What the task requires: Print the records unchanged from the line containing "Enumerate 30 of" through the line containing "data-label: 100.00 [1065, 13, 1112, 29]", including both of those lines. Leave the pictures out.
** start of Material for this task **
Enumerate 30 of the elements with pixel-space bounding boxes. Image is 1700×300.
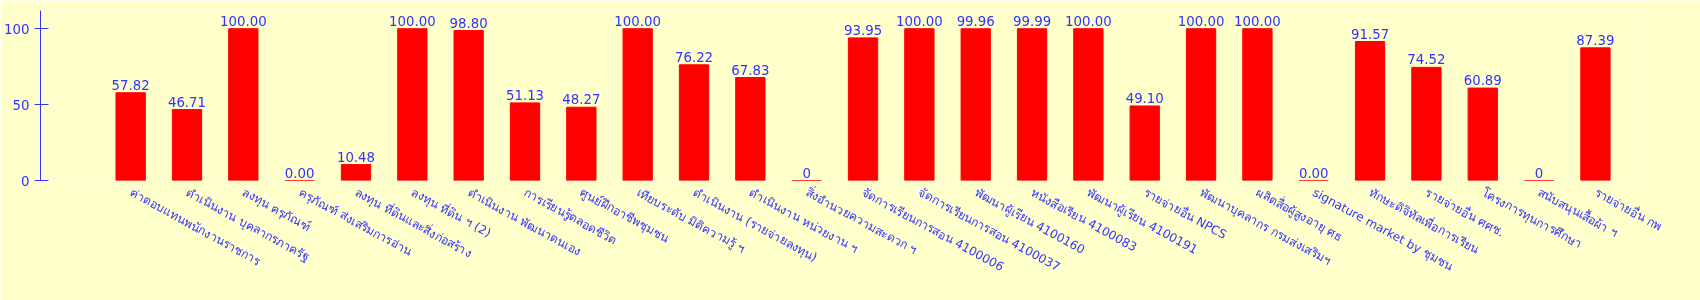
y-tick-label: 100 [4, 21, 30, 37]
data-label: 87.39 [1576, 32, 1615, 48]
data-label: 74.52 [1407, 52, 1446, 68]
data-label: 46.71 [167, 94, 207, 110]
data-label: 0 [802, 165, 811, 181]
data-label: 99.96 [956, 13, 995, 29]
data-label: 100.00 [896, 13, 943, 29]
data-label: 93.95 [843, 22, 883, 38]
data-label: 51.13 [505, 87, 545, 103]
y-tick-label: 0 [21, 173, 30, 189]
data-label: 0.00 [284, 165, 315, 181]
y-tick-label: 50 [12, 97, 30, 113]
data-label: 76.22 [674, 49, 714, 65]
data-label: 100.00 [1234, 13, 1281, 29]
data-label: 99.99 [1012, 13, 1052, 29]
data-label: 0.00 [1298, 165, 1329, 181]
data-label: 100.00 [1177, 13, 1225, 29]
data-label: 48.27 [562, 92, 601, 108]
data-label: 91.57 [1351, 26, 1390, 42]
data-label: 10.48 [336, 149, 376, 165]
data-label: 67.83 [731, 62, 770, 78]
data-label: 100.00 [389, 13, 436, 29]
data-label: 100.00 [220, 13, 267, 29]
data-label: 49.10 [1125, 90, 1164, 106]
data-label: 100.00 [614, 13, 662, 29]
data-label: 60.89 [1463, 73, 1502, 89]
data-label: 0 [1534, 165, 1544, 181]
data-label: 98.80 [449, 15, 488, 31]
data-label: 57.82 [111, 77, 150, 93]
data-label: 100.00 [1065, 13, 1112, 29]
** end of Material for this task **
** start of Material for this task **
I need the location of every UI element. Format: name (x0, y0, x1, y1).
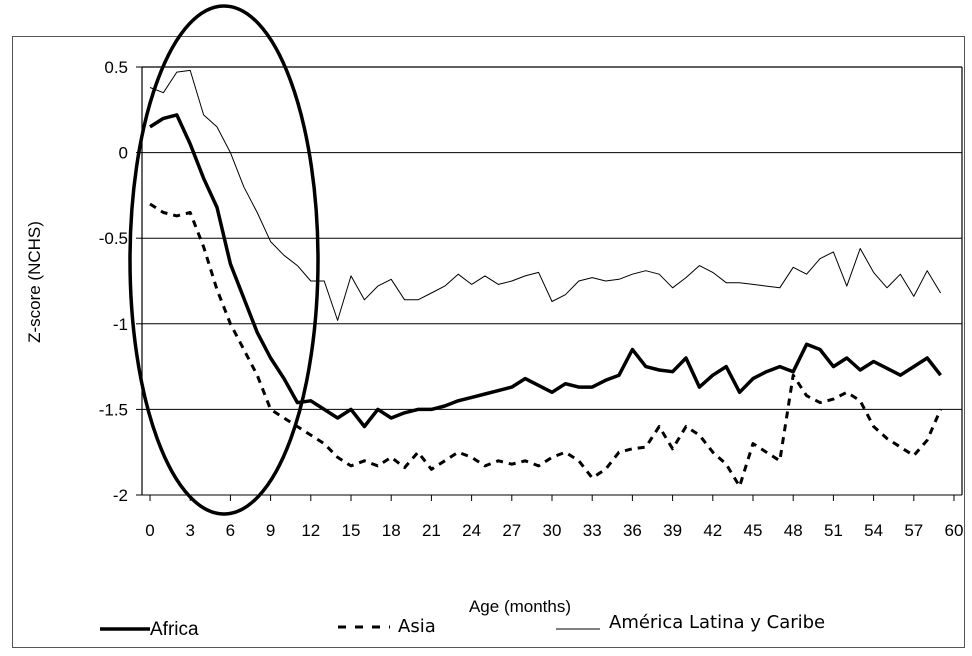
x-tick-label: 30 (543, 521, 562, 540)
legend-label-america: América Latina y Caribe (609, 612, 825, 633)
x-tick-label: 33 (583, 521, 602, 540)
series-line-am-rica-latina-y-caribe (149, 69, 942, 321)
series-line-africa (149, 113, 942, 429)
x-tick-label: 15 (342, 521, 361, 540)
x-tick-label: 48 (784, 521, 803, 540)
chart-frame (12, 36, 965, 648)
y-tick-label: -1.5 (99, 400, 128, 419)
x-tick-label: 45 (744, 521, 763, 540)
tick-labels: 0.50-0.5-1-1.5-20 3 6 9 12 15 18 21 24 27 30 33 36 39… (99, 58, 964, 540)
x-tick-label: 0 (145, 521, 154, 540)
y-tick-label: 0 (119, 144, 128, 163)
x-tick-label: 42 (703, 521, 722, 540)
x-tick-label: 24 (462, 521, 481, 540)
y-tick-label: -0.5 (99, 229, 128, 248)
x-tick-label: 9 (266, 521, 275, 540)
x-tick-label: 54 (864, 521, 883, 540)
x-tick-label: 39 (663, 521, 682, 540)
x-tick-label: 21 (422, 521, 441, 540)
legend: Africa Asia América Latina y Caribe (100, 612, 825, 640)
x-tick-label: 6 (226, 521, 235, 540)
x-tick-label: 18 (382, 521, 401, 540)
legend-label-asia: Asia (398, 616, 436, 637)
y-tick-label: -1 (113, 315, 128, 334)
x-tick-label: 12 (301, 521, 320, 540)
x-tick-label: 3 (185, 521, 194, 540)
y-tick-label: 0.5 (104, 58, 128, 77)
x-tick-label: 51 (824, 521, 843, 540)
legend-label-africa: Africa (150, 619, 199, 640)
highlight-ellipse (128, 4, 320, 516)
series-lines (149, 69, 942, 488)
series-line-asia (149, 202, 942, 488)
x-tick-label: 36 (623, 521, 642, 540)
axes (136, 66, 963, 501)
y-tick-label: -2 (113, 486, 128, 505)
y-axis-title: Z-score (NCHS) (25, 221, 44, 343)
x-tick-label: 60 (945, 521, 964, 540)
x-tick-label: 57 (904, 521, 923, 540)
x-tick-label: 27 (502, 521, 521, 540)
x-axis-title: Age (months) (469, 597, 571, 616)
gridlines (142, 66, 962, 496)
** end of Material for this task **
Written response:
Enumerate 30 of the elements with pixel-space bounding boxes. Image is 1700×300.
y-tick-label: 100 [4, 21, 30, 37]
data-label: 87.39 [1576, 32, 1615, 48]
data-label: 74.52 [1407, 52, 1446, 68]
data-label: 46.71 [167, 94, 207, 110]
data-label: 0 [802, 165, 811, 181]
data-label: 99.96 [956, 13, 995, 29]
data-label: 100.00 [896, 13, 943, 29]
data-label: 93.95 [843, 22, 883, 38]
data-label: 51.13 [505, 87, 545, 103]
y-tick-label: 0 [21, 173, 30, 189]
data-label: 0.00 [284, 165, 315, 181]
y-tick-label: 50 [12, 97, 30, 113]
data-label: 76.22 [674, 49, 714, 65]
data-label: 100.00 [1234, 13, 1281, 29]
data-label: 99.99 [1012, 13, 1052, 29]
data-label: 0.00 [1298, 165, 1329, 181]
data-label: 100.00 [1177, 13, 1225, 29]
data-label: 48.27 [562, 92, 601, 108]
data-label: 91.57 [1351, 26, 1390, 42]
data-label: 10.48 [336, 149, 376, 165]
data-label: 67.83 [731, 62, 770, 78]
data-label: 100.00 [389, 13, 436, 29]
data-label: 100.00 [220, 13, 267, 29]
data-label: 49.10 [1125, 90, 1164, 106]
data-label: 100.00 [614, 13, 662, 29]
data-label: 60.89 [1463, 73, 1502, 89]
data-label: 0 [1534, 165, 1544, 181]
data-label: 98.80 [449, 15, 488, 31]
data-label: 57.82 [111, 77, 150, 93]
data-label: 100.00 [1065, 13, 1112, 29]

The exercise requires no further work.